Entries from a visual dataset
* BEGIN *

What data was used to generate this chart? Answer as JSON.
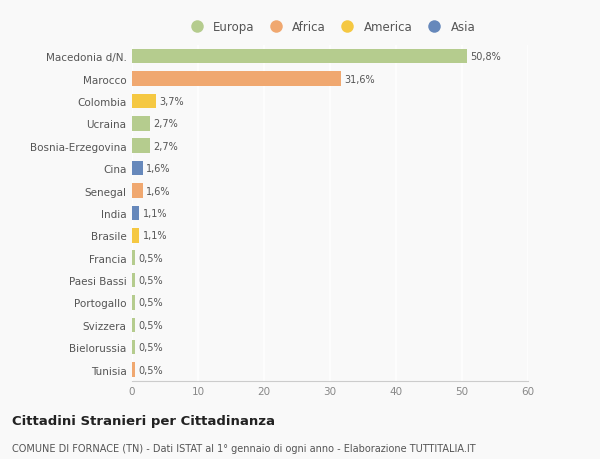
{
  "countries": [
    "Macedonia d/N.",
    "Marocco",
    "Colombia",
    "Ucraina",
    "Bosnia-Erzegovina",
    "Cina",
    "Senegal",
    "India",
    "Brasile",
    "Francia",
    "Paesi Bassi",
    "Portogallo",
    "Svizzera",
    "Bielorussia",
    "Tunisia"
  ],
  "values": [
    50.8,
    31.6,
    3.7,
    2.7,
    2.7,
    1.6,
    1.6,
    1.1,
    1.1,
    0.5,
    0.5,
    0.5,
    0.5,
    0.5,
    0.5
  ],
  "labels": [
    "50,8%",
    "31,6%",
    "3,7%",
    "2,7%",
    "2,7%",
    "1,6%",
    "1,6%",
    "1,1%",
    "1,1%",
    "0,5%",
    "0,5%",
    "0,5%",
    "0,5%",
    "0,5%",
    "0,5%"
  ],
  "continents": [
    "Europa",
    "Africa",
    "America",
    "Europa",
    "Europa",
    "Asia",
    "Africa",
    "Asia",
    "America",
    "Europa",
    "Europa",
    "Europa",
    "Europa",
    "Europa",
    "Africa"
  ],
  "continent_colors": {
    "Europa": "#b5cc8e",
    "Africa": "#f0a870",
    "America": "#f5c842",
    "Asia": "#6688bb"
  },
  "legend_order": [
    "Europa",
    "Africa",
    "America",
    "Asia"
  ],
  "title": "Cittadini Stranieri per Cittadinanza",
  "subtitle": "COMUNE DI FORNACE (TN) - Dati ISTAT al 1° gennaio di ogni anno - Elaborazione TUTTITALIA.IT",
  "xlim": [
    0,
    60
  ],
  "xticks": [
    0,
    10,
    20,
    30,
    40,
    50,
    60
  ],
  "bg_color": "#f9f9f9",
  "grid_color": "#ffffff",
  "bar_height": 0.65
}
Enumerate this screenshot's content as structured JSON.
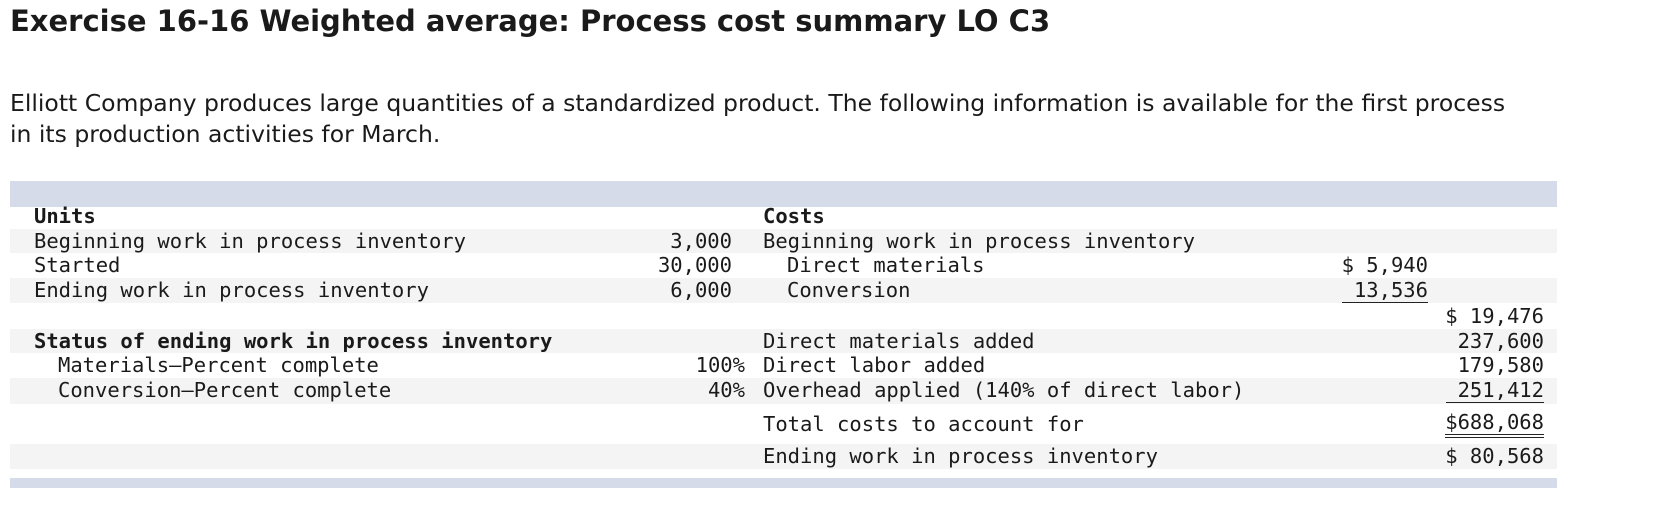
{
  "header": {
    "title": "Exercise 16-16 Weighted average: Process cost summary LO C3"
  },
  "intro": "Elliott Company produces large quantities of a standardized product. The following information is available for the first process in its production activities for March.",
  "table": {
    "rows": [
      {
        "left_label": "Units",
        "right_label": "Costs"
      },
      {
        "left_label": "Beginning work in process inventory",
        "left_value": "3,000",
        "right_label": "Beginning work in process inventory"
      },
      {
        "left_label": "Started",
        "left_value": "30,000",
        "right_label": "Direct materials",
        "sub_value": "$ 5,940"
      },
      {
        "left_label": "Ending work in process inventory",
        "left_value": "6,000",
        "right_label": "Conversion",
        "sub_value": "13,536"
      },
      {
        "total": "$ 19,476"
      },
      {
        "left_label": "Status of ending work in process inventory",
        "right_label": "Direct materials added",
        "total": "237,600"
      },
      {
        "left_label": "Materials—Percent complete",
        "left_value": "100%",
        "right_label": "Direct labor added",
        "total": "179,580"
      },
      {
        "left_label": "Conversion—Percent complete",
        "left_value": "40%",
        "right_label": "Overhead applied (140% of direct labor)",
        "total": "251,412"
      },
      {
        "right_label": "Total costs to account for",
        "total": "$688,068"
      },
      {
        "right_label": "Ending work in process inventory",
        "total": "$ 80,568"
      }
    ]
  }
}
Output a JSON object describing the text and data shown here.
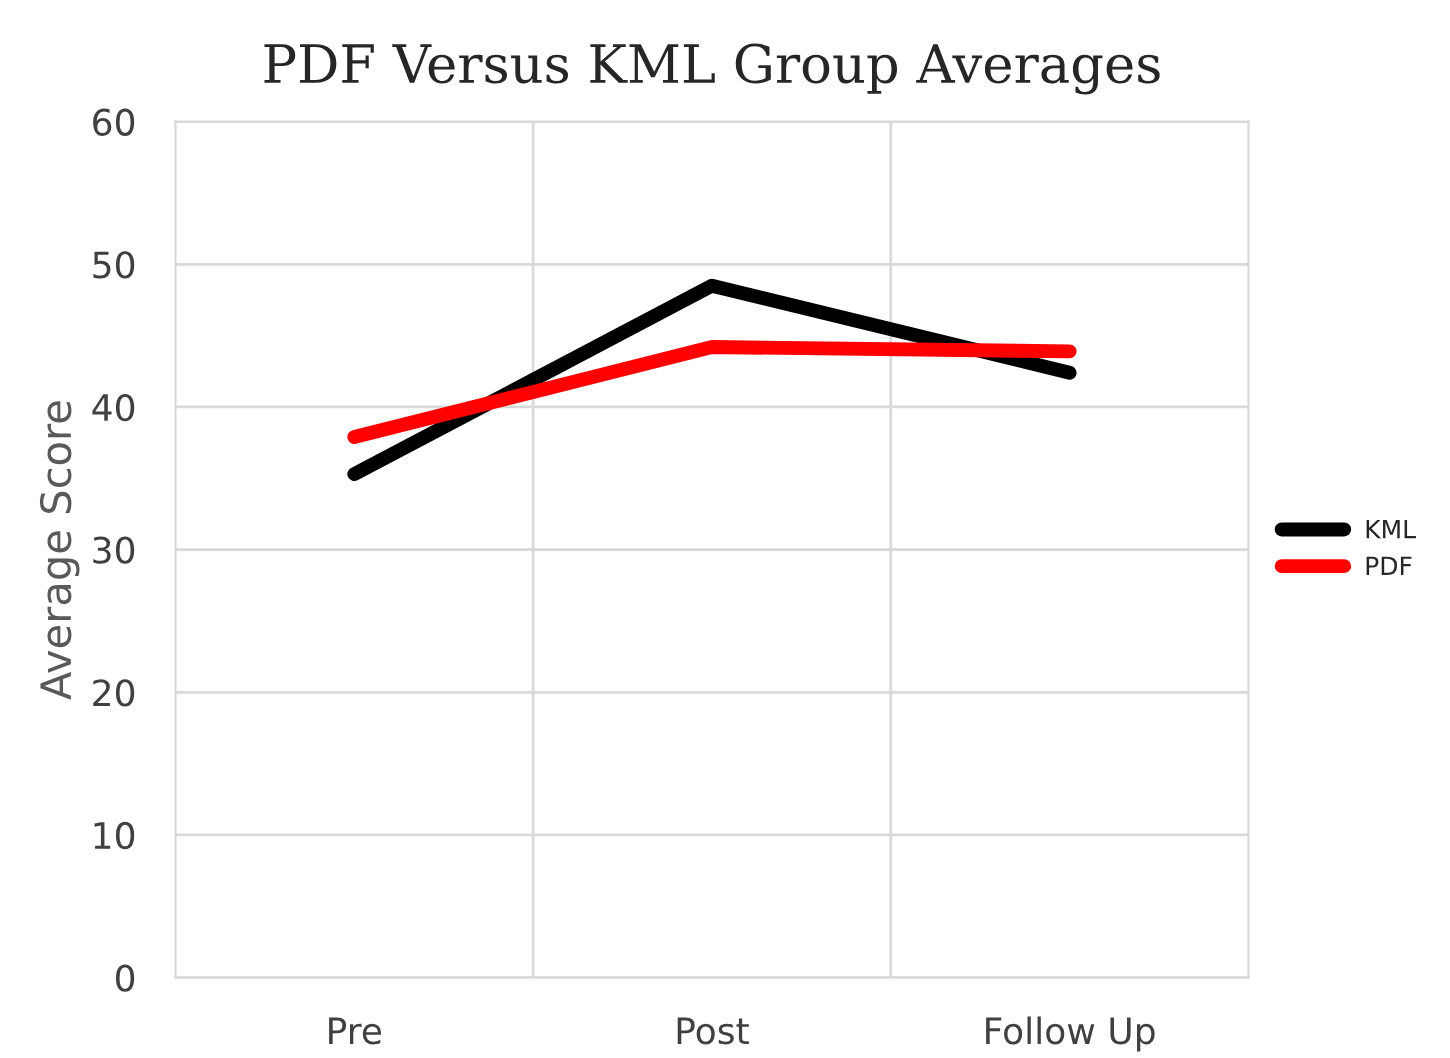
{
  "chart_data": {
    "type": "line",
    "title": "PDF Versus KML Group Averages",
    "ylabel": "Average Score",
    "categories": [
      "Pre",
      "Post",
      "Follow Up"
    ],
    "series": [
      {
        "name": "KML",
        "color": "#000000",
        "values": [
          35.3,
          48.5,
          42.4
        ]
      },
      {
        "name": "PDF",
        "color": "#ff0000",
        "values": [
          37.9,
          44.2,
          43.9
        ]
      }
    ],
    "ylim": [
      0,
      60
    ],
    "yticks": [
      0,
      10,
      20,
      30,
      40,
      50,
      60
    ],
    "grid": true,
    "legend": "right",
    "marker": "none",
    "line_style": "solid"
  }
}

* END *

Exercise task: Your answer should be a single number: the count of lines in the material above that contain "Percent".

Answer: 2